● **WHAT IS BEING ASKED**:
Extract the entries in their exact form.

==== WORKING DATA

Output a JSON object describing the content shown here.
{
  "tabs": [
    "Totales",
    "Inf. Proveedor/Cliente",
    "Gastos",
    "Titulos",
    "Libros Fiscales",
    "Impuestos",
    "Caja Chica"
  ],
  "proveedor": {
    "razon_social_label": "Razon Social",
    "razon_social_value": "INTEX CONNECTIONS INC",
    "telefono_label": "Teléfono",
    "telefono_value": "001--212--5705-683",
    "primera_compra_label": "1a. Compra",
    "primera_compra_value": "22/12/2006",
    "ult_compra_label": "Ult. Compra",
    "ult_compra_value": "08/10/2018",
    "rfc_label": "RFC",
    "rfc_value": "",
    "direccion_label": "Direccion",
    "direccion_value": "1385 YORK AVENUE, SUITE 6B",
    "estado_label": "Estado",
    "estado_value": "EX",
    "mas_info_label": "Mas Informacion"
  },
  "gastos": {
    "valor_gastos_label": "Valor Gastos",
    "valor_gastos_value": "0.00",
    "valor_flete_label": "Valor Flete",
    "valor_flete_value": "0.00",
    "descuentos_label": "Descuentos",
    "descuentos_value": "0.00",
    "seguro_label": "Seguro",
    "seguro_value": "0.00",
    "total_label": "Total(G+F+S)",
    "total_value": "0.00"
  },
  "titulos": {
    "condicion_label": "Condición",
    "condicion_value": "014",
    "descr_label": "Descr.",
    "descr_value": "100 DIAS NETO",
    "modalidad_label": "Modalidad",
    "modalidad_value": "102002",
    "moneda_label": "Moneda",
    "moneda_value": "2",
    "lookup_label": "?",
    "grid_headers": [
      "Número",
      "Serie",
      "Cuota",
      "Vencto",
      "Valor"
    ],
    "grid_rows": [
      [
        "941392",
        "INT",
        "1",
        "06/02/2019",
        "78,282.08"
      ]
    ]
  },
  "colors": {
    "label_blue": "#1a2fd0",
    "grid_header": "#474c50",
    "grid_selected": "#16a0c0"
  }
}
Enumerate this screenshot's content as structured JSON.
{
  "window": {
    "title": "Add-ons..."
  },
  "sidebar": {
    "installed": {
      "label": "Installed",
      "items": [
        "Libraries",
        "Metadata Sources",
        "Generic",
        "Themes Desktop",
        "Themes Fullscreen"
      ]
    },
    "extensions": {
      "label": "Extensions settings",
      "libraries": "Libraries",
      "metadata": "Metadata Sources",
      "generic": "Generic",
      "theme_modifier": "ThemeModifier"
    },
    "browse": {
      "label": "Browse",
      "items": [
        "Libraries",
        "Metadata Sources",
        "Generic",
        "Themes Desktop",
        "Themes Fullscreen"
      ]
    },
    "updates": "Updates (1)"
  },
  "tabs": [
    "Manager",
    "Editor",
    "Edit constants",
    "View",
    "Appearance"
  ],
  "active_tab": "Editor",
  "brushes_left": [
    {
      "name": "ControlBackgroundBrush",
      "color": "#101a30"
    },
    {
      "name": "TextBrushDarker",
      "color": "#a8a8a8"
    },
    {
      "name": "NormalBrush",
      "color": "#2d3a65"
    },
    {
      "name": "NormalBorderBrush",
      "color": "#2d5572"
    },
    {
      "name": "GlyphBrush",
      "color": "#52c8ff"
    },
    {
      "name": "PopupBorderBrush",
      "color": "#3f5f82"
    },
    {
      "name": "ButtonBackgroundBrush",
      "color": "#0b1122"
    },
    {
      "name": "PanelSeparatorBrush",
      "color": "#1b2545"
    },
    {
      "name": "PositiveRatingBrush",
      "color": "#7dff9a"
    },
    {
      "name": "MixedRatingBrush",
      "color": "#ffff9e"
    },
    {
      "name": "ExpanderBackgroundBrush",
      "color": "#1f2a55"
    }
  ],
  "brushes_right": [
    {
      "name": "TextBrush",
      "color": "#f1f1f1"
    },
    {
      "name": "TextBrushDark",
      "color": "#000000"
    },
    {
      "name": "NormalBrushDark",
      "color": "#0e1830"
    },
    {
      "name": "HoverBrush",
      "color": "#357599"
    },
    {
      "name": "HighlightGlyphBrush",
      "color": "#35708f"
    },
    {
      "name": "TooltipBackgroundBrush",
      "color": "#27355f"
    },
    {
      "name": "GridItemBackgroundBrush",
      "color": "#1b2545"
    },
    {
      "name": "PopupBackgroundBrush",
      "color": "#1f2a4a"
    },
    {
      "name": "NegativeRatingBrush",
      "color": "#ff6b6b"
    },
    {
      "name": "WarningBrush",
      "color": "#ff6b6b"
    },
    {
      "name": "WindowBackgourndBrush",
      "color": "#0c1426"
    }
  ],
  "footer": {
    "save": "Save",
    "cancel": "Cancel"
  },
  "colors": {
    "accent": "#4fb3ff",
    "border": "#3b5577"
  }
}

========

● **REPLY**:
Output a JSON object describing the content shown here.
{
  "tabs": [
    "Totales",
    "Inf. Proveedor/Cliente",
    "Gastos",
    "Titulos",
    "Libros Fiscales",
    "Impuestos",
    "Caja Chica"
  ],
  "proveedor": {
    "razon_social_label": "Razon Social",
    "razon_social_value": "INTEX CONNECTIONS INC",
    "telefono_label": "Teléfono",
    "telefono_value": "001--212--5705-683",
    "primera_compra_label": "1a. Compra",
    "primera_compra_value": "22/12/2006",
    "ult_compra_label": "Ult. Compra",
    "ult_compra_value": "08/10/2018",
    "rfc_label": "RFC",
    "rfc_value": "",
    "direccion_label": "Direccion",
    "direccion_value": "1385 YORK AVENUE, SUITE 6B",
    "estado_label": "Estado",
    "estado_value": "EX",
    "mas_info_label": "Mas Informacion"
  },
  "gastos": {
    "valor_gastos_label": "Valor Gastos",
    "valor_gastos_value": "0.00",
    "valor_flete_label": "Valor Flete",
    "valor_flete_value": "0.00",
    "descuentos_label": "Descuentos",
    "descuentos_value": "0.00",
    "seguro_label": "Seguro",
    "seguro_value": "0.00",
    "total_label": "Total(G+F+S)",
    "total_value": "0.00"
  },
  "titulos": {
    "condicion_label": "Condición",
    "condicion_value": "014",
    "descr_label": "Descr.",
    "descr_value": "100 DIAS NETO",
    "modalidad_label": "Modalidad",
    "modalidad_value": "102002",
    "moneda_label": "Moneda",
    "moneda_value": "2",
    "lookup_label": "?",
    "grid_headers": [
      "Número",
      "Serie",
      "Cuota",
      "Vencto",
      "Valor"
    ],
    "grid_rows": [
      [
        "941392",
        "INT",
        "1",
        "06/02/2019",
        "78,282.08"
      ]
    ]
  },
  "colors": {
    "label_blue": "#1a2fd0",
    "grid_header": "#474c50",
    "grid_selected": "#16a0c0"
  }
}
Enumerate this screenshot's content as structured JSON.
{
  "window": {
    "title": "Add-ons..."
  },
  "sidebar": {
    "installed": {
      "label": "Installed",
      "items": [
        "Libraries",
        "Metadata Sources",
        "Generic",
        "Themes Desktop",
        "Themes Fullscreen"
      ]
    },
    "extensions": {
      "label": "Extensions settings",
      "libraries": "Libraries",
      "metadata": "Metadata Sources",
      "generic": "Generic",
      "theme_modifier": "ThemeModifier"
    },
    "browse": {
      "label": "Browse",
      "items": [
        "Libraries",
        "Metadata Sources",
        "Generic",
        "Themes Desktop",
        "Themes Fullscreen"
      ]
    },
    "updates": "Updates (1)"
  },
  "tabs": [
    "Manager",
    "Editor",
    "Edit constants",
    "View",
    "Appearance"
  ],
  "active_tab": "Editor",
  "brushes_left": [
    {
      "name": "ControlBackgroundBrush",
      "color": "#101a30"
    },
    {
      "name": "TextBrushDarker",
      "color": "#a8a8a8"
    },
    {
      "name": "NormalBrush",
      "color": "#2d3a65"
    },
    {
      "name": "NormalBorderBrush",
      "color": "#2d5572"
    },
    {
      "name": "GlyphBrush",
      "color": "#52c8ff"
    },
    {
      "name": "PopupBorderBrush",
      "color": "#3f5f82"
    },
    {
      "name": "ButtonBackgroundBrush",
      "color": "#0b1122"
    },
    {
      "name": "PanelSeparatorBrush",
      "color": "#1b2545"
    },
    {
      "name": "PositiveRatingBrush",
      "color": "#7dff9a"
    },
    {
      "name": "MixedRatingBrush",
      "color": "#ffff9e"
    },
    {
      "name": "ExpanderBackgroundBrush",
      "color": "#1f2a55"
    }
  ],
  "brushes_right": [
    {
      "name": "TextBrush",
      "color": "#f1f1f1"
    },
    {
      "name": "TextBrushDark",
      "color": "#000000"
    },
    {
      "name": "NormalBrushDark",
      "color": "#0e1830"
    },
    {
      "name": "HoverBrush",
      "color": "#357599"
    },
    {
      "name": "HighlightGlyphBrush",
      "color": "#35708f"
    },
    {
      "name": "TooltipBackgroundBrush",
      "color": "#27355f"
    },
    {
      "name": "GridItemBackgroundBrush",
      "color": "#1b2545"
    },
    {
      "name": "PopupBackgroundBrush",
      "color": "#1f2a4a"
    },
    {
      "name": "NegativeRatingBrush",
      "color": "#ff6b6b"
    },
    {
      "name": "WarningBrush",
      "color": "#ff6b6b"
    },
    {
      "name": "WindowBackgourndBrush",
      "color": "#0c1426"
    }
  ],
  "footer": {
    "save": "Save",
    "cancel": "Cancel"
  },
  "colors": {
    "accent": "#4fb3ff",
    "border": "#3b5577"
  }
}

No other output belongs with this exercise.